## What the exercise asks
Every line below that contains "Jucken" is to be copied.
──────── Input records
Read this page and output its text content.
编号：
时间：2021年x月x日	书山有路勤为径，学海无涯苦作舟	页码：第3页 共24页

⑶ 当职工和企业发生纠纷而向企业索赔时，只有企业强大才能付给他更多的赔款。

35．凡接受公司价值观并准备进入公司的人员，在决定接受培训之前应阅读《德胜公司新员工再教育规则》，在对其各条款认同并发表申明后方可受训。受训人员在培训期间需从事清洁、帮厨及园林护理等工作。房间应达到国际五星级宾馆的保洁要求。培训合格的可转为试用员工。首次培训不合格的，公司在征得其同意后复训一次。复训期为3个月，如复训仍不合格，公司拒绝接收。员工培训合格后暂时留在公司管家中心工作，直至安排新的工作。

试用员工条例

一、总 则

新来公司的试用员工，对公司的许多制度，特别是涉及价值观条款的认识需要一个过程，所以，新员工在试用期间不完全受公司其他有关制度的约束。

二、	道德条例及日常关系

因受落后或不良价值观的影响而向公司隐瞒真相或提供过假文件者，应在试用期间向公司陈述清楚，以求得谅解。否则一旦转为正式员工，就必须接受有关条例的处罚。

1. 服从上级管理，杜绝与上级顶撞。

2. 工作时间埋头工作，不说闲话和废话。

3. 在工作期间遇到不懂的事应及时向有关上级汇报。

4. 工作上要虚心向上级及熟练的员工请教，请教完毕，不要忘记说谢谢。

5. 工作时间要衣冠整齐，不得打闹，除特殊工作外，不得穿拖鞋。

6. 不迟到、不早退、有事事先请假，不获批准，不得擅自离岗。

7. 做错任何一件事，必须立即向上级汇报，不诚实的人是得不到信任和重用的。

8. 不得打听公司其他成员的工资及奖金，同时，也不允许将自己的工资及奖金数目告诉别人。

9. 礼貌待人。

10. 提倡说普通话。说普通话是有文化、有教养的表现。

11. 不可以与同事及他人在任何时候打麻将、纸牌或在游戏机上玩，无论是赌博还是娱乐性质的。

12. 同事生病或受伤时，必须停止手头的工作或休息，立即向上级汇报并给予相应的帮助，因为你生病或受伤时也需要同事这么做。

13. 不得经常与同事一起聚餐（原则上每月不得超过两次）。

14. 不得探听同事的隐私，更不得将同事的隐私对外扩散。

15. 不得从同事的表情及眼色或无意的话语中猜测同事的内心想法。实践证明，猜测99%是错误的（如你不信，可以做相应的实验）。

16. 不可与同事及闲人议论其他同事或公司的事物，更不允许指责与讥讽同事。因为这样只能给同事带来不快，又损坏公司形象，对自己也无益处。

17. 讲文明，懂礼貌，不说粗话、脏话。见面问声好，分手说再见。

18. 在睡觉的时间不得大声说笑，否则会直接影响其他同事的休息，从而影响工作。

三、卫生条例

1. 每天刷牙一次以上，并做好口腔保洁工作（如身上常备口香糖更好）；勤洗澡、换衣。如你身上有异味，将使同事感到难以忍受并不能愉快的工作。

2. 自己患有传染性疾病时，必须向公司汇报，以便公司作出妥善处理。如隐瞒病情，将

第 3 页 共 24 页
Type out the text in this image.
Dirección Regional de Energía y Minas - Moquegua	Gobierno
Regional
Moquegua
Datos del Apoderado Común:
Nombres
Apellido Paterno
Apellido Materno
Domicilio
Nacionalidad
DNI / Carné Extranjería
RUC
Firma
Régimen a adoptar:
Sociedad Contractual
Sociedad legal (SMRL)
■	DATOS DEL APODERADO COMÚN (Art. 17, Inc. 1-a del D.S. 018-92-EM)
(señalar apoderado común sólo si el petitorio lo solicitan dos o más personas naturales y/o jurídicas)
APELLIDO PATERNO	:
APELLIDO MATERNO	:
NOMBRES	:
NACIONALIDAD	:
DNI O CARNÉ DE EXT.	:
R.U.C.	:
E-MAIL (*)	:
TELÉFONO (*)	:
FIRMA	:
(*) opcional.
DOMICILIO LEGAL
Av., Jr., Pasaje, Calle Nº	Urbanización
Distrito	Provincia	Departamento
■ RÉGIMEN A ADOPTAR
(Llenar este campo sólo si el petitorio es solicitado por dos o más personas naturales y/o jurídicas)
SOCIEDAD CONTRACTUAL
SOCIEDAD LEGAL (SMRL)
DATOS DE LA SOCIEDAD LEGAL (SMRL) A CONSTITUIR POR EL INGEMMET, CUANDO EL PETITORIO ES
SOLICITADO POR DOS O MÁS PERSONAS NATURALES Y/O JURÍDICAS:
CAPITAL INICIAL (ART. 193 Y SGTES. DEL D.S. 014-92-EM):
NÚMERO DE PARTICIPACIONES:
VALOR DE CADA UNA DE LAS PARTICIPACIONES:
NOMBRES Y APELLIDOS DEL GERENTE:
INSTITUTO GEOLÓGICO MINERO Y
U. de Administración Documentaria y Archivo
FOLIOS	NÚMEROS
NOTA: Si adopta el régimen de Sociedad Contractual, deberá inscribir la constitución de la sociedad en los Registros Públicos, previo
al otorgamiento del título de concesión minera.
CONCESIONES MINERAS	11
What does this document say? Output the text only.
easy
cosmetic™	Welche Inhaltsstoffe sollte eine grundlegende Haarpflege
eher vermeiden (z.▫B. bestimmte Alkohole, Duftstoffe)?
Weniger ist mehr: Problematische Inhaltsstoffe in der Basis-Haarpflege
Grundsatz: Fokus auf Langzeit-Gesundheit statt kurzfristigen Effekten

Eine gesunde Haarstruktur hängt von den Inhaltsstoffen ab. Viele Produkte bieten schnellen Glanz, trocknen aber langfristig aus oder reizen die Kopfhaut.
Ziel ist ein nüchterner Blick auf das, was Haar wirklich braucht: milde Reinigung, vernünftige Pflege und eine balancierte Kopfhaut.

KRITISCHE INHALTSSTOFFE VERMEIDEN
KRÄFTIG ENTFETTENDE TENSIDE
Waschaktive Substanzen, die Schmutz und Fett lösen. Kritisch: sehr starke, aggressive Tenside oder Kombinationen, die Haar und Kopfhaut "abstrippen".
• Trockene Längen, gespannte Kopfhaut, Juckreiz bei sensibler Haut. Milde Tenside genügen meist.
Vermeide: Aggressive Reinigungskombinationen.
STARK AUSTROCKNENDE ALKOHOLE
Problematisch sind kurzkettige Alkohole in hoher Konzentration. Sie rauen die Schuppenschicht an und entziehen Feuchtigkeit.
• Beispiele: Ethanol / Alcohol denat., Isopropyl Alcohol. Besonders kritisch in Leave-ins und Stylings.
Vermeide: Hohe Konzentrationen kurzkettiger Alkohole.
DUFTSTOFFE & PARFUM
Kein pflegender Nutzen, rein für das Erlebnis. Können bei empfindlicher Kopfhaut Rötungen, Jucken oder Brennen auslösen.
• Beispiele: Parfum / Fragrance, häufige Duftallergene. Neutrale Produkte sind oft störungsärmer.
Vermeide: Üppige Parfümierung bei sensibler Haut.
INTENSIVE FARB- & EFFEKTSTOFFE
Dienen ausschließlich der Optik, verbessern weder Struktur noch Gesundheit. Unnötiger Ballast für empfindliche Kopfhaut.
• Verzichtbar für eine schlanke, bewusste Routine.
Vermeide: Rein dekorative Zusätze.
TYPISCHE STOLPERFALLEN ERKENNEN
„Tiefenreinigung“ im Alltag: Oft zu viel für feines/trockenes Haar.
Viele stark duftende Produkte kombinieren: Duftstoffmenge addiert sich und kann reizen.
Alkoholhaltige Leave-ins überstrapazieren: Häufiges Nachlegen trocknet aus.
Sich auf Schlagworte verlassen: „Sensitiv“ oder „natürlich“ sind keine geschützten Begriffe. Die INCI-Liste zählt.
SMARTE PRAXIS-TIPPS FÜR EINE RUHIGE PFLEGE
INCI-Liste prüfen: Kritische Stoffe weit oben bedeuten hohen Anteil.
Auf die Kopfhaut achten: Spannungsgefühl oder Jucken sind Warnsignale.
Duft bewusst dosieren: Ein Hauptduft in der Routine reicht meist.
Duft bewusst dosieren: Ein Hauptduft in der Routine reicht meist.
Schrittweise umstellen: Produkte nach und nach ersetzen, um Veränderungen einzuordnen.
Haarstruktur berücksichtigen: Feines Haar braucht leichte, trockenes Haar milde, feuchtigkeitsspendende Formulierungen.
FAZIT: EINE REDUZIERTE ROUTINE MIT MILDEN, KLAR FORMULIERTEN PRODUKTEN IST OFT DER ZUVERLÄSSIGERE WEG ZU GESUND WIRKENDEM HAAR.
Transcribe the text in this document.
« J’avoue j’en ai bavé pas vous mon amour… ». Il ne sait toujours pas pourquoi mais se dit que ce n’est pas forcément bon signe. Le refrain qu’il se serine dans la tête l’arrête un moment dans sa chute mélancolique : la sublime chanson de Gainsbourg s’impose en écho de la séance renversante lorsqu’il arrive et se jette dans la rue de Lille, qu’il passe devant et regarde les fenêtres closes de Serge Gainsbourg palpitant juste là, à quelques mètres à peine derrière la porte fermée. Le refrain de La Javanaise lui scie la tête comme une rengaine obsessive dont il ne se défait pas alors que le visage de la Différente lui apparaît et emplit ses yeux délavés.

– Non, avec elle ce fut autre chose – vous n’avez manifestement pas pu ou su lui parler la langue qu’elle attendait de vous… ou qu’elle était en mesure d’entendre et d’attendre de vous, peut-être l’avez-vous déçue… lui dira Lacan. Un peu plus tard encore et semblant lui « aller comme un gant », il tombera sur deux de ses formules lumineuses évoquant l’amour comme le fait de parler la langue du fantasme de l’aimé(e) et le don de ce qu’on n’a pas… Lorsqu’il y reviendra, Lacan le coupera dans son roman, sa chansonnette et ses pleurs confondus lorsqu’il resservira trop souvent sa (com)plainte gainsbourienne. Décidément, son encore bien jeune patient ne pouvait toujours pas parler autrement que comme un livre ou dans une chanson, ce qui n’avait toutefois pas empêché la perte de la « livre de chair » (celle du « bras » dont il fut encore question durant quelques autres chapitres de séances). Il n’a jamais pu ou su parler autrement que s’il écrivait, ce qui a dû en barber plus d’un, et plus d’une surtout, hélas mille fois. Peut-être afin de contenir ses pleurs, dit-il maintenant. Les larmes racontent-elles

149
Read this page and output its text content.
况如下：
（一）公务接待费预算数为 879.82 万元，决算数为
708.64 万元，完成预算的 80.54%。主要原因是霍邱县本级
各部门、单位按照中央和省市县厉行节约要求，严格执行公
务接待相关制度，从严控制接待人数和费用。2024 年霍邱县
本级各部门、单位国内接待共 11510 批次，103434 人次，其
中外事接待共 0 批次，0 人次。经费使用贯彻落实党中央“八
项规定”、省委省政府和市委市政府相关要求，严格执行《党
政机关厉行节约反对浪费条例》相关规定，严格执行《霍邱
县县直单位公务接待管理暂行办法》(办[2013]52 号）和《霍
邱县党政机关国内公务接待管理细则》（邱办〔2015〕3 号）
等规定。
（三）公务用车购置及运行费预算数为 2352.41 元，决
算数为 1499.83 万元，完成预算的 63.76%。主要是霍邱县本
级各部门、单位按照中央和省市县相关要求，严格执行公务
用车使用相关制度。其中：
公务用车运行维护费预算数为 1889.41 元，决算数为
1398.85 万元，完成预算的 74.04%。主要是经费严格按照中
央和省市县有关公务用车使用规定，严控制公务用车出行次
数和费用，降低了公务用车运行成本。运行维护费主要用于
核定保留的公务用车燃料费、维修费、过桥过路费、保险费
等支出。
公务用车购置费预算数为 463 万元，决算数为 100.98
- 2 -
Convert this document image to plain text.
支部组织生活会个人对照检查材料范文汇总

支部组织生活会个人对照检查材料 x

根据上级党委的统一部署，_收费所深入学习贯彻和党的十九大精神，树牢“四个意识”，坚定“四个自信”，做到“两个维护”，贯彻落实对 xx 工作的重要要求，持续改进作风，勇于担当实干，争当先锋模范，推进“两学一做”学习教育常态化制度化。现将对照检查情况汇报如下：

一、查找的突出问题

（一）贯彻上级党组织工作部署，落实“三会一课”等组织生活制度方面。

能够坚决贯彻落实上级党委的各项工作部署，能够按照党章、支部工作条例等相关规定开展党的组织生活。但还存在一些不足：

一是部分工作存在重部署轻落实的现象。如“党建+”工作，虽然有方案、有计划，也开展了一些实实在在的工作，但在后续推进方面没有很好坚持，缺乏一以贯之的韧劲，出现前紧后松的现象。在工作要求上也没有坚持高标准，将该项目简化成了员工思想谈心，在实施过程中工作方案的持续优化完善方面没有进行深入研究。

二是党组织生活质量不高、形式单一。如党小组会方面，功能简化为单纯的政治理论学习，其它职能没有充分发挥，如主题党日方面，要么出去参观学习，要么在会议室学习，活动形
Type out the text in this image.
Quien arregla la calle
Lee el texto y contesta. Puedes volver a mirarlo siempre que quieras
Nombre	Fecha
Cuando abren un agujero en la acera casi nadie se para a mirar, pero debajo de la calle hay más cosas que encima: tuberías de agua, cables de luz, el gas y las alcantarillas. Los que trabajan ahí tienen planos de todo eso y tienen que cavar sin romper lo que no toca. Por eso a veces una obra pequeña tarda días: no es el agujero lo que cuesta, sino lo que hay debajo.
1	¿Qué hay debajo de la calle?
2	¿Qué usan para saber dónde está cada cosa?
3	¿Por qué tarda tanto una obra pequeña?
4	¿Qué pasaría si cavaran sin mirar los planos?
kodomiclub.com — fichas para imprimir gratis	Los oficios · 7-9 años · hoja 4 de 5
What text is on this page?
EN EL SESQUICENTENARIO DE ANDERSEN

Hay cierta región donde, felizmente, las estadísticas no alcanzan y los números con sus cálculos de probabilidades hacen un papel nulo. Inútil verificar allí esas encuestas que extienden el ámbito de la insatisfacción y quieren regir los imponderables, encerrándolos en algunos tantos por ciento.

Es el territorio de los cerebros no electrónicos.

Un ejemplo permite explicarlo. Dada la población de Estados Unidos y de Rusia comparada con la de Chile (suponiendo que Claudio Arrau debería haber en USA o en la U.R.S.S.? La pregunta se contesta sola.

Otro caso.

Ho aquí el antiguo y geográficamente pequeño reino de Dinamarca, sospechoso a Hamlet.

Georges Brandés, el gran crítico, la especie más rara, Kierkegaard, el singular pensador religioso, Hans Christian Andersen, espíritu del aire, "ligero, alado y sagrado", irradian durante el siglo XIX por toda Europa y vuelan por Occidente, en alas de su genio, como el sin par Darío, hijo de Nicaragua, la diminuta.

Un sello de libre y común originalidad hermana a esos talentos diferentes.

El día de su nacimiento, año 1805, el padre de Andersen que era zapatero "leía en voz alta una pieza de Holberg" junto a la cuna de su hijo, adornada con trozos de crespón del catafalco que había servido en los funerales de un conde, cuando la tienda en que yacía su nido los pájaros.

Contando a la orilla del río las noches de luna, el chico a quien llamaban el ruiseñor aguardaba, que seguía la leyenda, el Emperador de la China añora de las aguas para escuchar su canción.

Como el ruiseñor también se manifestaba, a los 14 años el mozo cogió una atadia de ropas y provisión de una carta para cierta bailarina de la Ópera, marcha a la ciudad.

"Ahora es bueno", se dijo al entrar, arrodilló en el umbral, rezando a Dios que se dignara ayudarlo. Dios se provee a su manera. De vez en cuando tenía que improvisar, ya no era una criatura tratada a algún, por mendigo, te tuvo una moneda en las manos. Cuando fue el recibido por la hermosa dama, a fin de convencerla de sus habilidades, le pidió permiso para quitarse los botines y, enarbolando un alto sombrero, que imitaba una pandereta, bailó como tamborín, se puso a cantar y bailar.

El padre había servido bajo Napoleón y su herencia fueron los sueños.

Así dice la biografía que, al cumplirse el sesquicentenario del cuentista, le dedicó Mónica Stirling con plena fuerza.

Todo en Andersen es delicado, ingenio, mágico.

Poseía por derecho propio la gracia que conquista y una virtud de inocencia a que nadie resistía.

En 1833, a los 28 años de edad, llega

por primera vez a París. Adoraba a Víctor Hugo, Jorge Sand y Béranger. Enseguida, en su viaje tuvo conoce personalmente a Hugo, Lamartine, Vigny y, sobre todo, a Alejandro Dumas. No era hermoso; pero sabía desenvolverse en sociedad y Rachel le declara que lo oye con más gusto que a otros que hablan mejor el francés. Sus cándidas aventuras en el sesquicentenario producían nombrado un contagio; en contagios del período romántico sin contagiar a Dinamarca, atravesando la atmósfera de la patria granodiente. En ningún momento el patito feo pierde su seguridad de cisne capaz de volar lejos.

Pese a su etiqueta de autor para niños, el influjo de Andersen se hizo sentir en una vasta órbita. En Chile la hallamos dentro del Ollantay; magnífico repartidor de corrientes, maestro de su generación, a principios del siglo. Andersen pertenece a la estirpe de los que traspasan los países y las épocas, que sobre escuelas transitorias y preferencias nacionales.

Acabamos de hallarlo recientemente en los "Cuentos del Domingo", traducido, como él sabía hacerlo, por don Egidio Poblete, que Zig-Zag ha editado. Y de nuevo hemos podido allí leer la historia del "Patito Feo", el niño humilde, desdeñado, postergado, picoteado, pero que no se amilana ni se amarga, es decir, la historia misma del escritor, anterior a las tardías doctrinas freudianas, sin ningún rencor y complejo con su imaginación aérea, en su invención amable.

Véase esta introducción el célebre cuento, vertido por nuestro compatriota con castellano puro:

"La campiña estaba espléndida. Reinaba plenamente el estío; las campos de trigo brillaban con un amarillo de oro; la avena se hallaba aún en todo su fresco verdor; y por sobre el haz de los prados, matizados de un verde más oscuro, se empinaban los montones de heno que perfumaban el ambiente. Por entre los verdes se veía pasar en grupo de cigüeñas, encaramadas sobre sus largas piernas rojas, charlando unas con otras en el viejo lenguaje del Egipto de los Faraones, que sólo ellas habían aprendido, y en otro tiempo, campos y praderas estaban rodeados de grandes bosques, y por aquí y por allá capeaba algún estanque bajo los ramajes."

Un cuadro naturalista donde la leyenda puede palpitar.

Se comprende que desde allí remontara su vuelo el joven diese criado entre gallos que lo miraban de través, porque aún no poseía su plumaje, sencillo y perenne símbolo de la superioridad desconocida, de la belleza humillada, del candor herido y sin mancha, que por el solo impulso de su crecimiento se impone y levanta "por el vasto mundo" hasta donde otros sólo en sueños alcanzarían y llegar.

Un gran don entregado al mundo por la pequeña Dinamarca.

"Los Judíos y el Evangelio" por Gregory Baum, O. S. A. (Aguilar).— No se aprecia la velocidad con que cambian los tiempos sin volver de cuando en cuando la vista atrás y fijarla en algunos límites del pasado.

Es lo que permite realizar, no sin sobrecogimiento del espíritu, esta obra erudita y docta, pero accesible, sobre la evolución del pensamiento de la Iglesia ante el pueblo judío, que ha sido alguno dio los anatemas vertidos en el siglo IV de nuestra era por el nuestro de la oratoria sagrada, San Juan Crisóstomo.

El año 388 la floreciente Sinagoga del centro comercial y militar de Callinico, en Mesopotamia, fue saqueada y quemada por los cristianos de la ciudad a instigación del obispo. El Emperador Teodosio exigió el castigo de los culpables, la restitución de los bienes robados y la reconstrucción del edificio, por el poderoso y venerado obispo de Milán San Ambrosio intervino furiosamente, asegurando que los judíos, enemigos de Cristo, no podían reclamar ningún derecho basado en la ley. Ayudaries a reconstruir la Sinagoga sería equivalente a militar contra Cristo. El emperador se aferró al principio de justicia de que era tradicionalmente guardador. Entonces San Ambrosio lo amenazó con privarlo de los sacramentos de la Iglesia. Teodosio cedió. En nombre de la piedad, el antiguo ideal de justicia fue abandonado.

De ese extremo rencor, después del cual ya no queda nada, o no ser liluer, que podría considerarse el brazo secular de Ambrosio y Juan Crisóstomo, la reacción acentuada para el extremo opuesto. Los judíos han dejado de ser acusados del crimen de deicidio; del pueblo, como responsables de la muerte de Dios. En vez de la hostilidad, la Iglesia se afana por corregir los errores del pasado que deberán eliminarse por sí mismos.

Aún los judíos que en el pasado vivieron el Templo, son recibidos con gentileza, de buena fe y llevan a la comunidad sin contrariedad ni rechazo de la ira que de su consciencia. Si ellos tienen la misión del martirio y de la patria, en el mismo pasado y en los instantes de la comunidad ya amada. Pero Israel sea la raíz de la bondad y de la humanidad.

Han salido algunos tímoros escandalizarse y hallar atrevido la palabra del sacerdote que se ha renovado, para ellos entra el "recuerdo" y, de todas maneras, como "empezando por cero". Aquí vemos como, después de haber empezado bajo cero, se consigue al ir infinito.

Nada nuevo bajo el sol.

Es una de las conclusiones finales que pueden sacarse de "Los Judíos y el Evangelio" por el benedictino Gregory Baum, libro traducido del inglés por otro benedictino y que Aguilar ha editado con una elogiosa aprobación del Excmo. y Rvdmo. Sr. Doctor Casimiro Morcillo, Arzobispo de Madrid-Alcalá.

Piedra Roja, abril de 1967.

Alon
────────────────
## Answer to the problem
Kein pflegender Nutzen, rein für das Erlebnis. Können bei empfindlicher Kopfhaut Rötungen, Jucken oder Brennen auslösen.
Auf die Kopfhaut achten: Spannungsgefühl oder Jucken sind Warnsignale.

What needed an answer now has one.